### INSTRUCTIONS TO FOLLOW
Pick out every line that holds the string "graph" and copy it.

Structured figure records:

--*--

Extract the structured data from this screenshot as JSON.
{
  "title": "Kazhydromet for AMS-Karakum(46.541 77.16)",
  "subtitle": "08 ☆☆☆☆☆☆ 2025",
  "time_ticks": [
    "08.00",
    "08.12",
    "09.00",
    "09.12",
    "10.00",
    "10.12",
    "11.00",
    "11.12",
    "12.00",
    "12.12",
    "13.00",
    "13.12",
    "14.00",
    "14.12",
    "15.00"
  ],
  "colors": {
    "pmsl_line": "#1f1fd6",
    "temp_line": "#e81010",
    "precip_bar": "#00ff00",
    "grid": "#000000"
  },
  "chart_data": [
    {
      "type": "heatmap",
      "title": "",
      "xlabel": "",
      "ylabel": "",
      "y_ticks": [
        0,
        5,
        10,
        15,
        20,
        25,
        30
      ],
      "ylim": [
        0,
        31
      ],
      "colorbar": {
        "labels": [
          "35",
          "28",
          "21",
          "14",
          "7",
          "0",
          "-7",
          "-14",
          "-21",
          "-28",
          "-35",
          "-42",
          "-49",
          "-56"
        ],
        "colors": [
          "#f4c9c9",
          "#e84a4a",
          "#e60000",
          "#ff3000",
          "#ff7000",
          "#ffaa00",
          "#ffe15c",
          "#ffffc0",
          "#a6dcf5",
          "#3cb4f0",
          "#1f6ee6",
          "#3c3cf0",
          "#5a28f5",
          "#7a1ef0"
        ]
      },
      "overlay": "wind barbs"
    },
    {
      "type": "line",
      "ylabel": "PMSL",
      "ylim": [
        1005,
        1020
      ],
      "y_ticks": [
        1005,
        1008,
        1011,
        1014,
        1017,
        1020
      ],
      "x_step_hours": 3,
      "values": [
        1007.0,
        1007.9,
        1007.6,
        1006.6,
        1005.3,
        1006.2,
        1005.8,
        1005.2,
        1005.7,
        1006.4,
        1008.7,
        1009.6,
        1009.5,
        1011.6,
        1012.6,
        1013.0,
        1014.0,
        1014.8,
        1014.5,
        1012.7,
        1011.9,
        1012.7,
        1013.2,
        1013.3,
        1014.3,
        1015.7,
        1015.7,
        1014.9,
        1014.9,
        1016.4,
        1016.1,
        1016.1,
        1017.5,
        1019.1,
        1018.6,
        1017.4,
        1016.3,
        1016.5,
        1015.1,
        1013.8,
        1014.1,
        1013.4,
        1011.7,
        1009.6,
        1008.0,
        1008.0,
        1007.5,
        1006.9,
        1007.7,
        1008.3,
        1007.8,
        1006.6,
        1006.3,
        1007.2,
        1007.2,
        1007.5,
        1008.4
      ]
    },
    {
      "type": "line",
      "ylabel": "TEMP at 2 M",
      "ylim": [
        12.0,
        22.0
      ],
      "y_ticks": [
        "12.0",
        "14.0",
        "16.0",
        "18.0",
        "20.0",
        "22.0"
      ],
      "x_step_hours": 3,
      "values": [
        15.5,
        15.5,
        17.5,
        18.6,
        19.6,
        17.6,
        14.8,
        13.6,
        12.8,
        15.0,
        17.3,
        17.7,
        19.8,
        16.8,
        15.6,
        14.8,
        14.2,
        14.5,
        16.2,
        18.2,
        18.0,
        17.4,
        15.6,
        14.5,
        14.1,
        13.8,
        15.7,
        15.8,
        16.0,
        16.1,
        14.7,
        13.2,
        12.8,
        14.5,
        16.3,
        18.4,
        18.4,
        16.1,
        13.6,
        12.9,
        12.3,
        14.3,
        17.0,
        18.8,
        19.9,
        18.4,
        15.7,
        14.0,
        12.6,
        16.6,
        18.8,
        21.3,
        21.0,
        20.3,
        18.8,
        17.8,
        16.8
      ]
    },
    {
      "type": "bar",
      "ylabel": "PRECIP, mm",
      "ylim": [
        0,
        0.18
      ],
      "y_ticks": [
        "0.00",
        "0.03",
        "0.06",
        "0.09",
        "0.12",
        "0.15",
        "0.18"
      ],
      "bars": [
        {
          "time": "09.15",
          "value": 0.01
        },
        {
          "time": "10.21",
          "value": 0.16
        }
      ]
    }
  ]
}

--*--

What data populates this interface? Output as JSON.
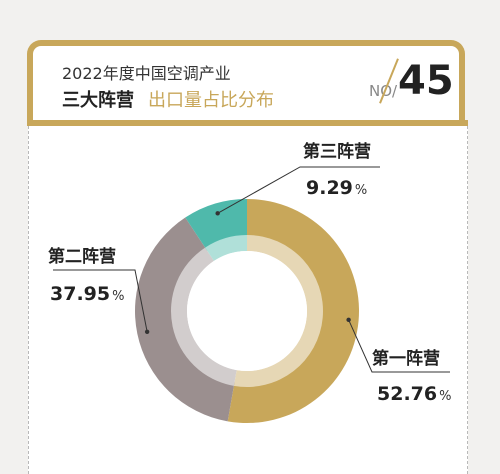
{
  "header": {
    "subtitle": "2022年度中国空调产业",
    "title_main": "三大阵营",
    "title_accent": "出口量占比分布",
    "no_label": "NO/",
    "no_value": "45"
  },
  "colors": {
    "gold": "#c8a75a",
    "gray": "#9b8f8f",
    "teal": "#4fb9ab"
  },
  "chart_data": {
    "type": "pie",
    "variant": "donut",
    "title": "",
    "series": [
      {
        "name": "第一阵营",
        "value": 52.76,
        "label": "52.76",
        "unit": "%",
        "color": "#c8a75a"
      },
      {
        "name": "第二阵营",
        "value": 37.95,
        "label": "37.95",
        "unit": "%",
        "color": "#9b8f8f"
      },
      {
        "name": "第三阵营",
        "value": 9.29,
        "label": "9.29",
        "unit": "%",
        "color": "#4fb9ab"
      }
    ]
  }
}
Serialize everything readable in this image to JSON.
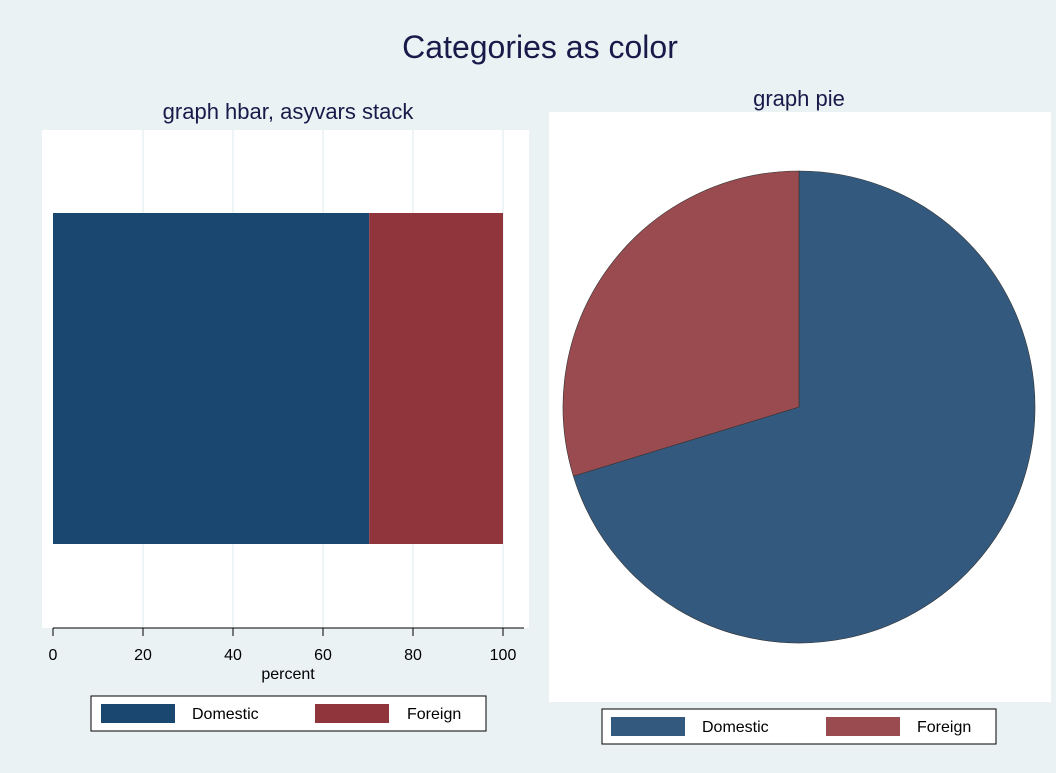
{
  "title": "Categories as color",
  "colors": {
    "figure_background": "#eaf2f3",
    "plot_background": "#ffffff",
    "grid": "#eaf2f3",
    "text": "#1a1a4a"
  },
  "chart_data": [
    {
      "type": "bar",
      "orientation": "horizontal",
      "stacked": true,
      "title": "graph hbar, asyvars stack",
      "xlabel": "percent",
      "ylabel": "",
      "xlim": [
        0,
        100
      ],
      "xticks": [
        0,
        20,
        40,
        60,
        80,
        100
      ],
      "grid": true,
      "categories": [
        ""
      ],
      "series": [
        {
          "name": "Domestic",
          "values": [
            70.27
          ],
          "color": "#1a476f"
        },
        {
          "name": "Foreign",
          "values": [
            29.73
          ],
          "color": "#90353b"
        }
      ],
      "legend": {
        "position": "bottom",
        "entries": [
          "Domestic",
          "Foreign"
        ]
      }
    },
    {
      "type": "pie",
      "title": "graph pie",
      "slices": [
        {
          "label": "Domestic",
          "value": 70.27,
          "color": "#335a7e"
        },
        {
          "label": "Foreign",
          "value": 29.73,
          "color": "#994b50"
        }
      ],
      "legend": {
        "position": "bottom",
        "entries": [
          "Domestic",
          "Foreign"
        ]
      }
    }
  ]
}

--*--

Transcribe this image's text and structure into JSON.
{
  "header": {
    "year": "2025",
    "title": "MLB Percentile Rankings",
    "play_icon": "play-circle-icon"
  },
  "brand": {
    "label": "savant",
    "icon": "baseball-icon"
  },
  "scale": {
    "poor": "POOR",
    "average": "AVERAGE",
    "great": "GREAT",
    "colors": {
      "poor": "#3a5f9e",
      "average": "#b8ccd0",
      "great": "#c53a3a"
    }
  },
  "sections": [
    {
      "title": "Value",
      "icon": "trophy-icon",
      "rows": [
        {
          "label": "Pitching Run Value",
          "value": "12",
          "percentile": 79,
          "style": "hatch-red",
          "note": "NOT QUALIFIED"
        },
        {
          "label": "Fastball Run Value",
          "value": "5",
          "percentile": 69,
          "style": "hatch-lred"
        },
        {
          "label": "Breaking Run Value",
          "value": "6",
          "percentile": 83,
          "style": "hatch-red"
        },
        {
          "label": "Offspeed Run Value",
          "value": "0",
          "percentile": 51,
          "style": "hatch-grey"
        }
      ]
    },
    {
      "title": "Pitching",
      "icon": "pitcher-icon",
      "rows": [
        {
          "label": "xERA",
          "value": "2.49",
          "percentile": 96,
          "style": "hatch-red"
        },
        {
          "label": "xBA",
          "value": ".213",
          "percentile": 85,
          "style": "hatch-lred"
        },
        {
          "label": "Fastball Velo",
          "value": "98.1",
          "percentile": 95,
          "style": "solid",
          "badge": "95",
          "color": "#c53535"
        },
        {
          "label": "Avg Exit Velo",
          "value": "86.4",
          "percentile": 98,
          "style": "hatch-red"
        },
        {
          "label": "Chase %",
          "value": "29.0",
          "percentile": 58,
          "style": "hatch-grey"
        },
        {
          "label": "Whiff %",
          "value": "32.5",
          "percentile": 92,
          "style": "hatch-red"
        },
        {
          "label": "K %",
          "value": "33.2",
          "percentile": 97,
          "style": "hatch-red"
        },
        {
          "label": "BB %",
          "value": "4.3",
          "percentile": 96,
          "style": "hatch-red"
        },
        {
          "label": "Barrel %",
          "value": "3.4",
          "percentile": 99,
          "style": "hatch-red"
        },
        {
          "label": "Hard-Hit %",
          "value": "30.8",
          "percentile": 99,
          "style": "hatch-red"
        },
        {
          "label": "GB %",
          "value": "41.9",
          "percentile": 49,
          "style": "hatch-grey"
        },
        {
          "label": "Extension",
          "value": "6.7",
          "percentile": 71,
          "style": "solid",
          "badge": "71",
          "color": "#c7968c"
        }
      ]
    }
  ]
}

--*--

### EXERCISE ANSWER
      "title": "graph hbar, asyvars stack",
      "title": "graph pie",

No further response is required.